• Provided data:

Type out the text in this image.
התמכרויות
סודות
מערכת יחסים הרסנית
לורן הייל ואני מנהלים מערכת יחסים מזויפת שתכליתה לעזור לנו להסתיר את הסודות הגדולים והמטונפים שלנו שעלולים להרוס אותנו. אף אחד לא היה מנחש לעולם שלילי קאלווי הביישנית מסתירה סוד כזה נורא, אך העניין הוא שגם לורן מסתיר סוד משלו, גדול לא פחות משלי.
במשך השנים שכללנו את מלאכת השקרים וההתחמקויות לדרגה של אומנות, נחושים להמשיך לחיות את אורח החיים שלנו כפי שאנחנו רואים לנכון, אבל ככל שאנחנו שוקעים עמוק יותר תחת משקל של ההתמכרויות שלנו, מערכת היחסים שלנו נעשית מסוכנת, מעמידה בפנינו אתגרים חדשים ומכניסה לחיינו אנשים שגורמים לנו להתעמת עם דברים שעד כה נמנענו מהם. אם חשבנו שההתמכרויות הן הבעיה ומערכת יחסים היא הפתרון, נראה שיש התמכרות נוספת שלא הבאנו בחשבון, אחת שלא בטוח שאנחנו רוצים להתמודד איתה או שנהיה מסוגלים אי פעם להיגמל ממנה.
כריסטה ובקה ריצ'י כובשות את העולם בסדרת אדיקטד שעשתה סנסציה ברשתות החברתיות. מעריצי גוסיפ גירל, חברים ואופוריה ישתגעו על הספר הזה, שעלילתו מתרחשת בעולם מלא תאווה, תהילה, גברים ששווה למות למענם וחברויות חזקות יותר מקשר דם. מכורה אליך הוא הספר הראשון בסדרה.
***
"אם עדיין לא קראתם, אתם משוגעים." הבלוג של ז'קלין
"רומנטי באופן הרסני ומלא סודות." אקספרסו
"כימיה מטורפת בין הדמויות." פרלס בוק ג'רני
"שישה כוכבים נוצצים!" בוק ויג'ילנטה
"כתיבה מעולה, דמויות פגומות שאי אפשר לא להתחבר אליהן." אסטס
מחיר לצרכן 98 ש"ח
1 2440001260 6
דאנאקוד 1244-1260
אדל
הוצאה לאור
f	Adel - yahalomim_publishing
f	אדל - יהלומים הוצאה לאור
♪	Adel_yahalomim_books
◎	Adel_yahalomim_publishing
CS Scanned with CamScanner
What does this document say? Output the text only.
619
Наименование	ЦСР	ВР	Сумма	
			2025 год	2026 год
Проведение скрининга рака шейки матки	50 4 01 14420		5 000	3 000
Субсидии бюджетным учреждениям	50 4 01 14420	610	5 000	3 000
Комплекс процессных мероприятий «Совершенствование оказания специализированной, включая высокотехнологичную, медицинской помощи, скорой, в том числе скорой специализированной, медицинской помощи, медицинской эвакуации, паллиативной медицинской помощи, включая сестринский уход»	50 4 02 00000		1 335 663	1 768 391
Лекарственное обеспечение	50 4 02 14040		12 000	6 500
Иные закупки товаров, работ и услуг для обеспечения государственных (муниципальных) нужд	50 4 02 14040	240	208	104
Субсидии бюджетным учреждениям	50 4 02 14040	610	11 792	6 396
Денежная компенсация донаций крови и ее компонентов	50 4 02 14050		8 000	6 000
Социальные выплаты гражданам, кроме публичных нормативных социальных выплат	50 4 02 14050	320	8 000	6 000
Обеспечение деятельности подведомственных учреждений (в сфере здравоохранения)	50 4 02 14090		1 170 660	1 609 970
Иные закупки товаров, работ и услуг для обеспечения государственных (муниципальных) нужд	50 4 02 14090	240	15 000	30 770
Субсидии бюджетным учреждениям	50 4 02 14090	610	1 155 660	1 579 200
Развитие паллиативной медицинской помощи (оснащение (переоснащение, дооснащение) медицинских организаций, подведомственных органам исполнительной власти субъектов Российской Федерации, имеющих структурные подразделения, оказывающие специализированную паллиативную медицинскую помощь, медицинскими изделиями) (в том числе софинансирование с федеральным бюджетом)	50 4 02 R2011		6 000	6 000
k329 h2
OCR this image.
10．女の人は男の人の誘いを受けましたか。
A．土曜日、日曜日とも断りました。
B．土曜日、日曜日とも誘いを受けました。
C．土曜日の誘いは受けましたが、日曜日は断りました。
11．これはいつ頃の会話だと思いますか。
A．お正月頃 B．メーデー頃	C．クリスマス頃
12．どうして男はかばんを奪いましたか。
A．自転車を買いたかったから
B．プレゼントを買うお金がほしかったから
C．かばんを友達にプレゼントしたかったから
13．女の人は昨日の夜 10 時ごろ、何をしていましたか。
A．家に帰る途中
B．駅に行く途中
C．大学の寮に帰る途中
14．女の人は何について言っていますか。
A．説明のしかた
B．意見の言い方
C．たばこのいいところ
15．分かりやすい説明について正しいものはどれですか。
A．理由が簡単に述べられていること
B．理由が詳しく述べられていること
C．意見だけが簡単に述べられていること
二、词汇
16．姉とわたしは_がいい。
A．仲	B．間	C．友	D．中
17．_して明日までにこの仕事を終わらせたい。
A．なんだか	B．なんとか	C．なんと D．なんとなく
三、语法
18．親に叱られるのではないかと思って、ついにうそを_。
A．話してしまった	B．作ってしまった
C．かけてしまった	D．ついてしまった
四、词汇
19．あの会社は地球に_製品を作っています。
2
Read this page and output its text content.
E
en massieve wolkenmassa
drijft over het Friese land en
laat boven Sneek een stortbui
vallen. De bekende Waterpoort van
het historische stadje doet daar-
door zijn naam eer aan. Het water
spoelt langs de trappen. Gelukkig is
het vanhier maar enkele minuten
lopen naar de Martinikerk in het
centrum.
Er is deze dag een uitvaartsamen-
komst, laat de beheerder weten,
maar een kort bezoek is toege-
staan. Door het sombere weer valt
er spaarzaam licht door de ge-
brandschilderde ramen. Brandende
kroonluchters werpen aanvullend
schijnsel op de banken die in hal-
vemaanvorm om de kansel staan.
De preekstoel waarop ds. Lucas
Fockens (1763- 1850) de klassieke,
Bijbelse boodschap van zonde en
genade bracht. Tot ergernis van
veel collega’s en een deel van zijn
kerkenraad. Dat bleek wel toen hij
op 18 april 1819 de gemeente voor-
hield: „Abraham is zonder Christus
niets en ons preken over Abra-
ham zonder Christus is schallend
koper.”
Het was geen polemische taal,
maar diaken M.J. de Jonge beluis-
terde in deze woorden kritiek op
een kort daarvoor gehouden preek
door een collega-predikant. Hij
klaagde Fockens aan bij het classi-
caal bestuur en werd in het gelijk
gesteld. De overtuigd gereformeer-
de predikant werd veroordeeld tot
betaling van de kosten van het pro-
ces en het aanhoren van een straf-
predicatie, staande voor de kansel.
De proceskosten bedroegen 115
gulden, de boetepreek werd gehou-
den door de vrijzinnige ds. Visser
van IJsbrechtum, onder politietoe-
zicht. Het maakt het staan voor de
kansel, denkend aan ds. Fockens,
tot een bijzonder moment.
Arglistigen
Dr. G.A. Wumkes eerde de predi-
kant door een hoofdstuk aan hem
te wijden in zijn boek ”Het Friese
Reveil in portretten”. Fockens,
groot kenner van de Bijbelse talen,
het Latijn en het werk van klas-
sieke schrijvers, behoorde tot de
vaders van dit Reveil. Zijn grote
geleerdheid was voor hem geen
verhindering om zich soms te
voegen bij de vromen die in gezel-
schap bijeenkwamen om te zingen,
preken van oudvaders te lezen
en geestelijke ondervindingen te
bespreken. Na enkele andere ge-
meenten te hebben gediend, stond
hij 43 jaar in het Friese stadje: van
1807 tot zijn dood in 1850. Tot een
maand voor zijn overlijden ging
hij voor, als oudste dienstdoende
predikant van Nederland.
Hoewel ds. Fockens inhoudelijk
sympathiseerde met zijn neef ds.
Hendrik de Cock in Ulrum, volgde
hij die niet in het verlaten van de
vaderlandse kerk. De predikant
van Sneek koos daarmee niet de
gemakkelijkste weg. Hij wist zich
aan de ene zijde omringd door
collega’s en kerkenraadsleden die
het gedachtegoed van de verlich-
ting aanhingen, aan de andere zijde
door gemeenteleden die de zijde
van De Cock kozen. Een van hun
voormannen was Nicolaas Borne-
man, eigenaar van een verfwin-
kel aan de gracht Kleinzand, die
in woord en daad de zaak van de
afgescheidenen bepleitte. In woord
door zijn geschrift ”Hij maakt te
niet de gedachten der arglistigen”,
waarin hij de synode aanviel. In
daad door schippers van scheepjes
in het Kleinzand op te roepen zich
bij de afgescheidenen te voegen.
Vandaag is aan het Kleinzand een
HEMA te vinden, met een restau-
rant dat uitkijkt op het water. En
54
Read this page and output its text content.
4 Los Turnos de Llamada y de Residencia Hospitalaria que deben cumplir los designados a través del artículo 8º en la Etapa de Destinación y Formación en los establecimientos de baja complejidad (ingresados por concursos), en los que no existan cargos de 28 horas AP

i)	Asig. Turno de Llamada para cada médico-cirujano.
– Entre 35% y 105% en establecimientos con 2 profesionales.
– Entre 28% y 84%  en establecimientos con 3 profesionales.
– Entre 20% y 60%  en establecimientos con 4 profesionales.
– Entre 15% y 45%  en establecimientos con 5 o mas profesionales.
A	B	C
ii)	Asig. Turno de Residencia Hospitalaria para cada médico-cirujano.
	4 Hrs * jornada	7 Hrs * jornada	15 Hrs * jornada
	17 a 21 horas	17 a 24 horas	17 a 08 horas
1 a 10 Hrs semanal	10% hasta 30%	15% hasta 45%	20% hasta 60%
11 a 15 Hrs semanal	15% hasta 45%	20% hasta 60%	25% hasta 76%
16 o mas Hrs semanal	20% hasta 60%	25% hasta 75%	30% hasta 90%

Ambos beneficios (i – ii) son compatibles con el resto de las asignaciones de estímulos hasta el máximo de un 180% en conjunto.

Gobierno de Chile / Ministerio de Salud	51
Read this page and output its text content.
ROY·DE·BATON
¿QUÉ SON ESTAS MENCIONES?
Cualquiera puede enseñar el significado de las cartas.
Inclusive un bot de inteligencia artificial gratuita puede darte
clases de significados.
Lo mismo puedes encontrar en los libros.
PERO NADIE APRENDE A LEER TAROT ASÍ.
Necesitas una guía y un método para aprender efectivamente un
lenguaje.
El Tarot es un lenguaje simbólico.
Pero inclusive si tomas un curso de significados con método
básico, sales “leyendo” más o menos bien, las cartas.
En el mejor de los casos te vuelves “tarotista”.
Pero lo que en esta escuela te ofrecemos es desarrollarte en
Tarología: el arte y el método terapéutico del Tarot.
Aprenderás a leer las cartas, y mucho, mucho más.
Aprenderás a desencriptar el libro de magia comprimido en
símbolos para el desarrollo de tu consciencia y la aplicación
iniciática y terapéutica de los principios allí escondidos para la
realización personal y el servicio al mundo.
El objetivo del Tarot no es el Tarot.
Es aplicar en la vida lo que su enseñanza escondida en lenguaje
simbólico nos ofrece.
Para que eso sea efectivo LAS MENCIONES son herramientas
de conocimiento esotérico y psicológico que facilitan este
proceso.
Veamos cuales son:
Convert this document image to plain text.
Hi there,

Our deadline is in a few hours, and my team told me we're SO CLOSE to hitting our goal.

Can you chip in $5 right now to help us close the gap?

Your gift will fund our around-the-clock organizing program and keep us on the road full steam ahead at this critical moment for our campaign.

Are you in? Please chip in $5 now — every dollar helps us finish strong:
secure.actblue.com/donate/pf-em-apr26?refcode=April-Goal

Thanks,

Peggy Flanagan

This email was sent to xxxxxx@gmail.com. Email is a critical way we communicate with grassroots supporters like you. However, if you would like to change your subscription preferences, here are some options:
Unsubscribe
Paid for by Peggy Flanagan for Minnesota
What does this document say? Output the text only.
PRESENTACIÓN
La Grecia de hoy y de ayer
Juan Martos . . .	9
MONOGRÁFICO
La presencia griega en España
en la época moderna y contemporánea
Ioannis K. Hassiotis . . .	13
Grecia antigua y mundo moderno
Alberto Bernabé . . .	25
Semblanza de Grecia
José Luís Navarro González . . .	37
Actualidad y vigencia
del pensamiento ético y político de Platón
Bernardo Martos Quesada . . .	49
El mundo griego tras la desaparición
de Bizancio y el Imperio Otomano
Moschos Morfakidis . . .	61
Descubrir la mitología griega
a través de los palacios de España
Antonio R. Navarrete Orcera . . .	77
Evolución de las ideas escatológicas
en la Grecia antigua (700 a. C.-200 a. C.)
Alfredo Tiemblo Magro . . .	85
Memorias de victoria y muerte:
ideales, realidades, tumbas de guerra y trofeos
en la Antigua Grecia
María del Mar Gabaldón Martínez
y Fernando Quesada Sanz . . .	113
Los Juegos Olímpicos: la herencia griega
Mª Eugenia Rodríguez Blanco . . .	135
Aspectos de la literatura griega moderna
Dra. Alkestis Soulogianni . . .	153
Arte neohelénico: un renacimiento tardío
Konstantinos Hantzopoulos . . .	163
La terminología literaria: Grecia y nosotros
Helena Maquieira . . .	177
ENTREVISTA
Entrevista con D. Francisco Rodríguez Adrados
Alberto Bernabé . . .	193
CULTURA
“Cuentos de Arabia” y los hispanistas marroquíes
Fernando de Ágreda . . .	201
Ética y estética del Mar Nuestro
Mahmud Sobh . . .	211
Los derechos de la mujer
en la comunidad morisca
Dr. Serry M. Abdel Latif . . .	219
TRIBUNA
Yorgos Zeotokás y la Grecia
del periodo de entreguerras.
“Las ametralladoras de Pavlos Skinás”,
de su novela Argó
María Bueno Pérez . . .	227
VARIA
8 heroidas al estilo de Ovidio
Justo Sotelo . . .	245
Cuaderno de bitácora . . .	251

• What you need to do: Filter the records for lines holding the string "работ". Copy each one.

• Expected answer:
Иные закупки товаров, работ и услуг для обеспечения государственных (муниципальных) нужд	50 4 02 14040	240	208	104
Иные закупки товаров, работ и услуг для обеспечения государственных (муниципальных) нужд	50 4 02 14090	240	15 000	30 770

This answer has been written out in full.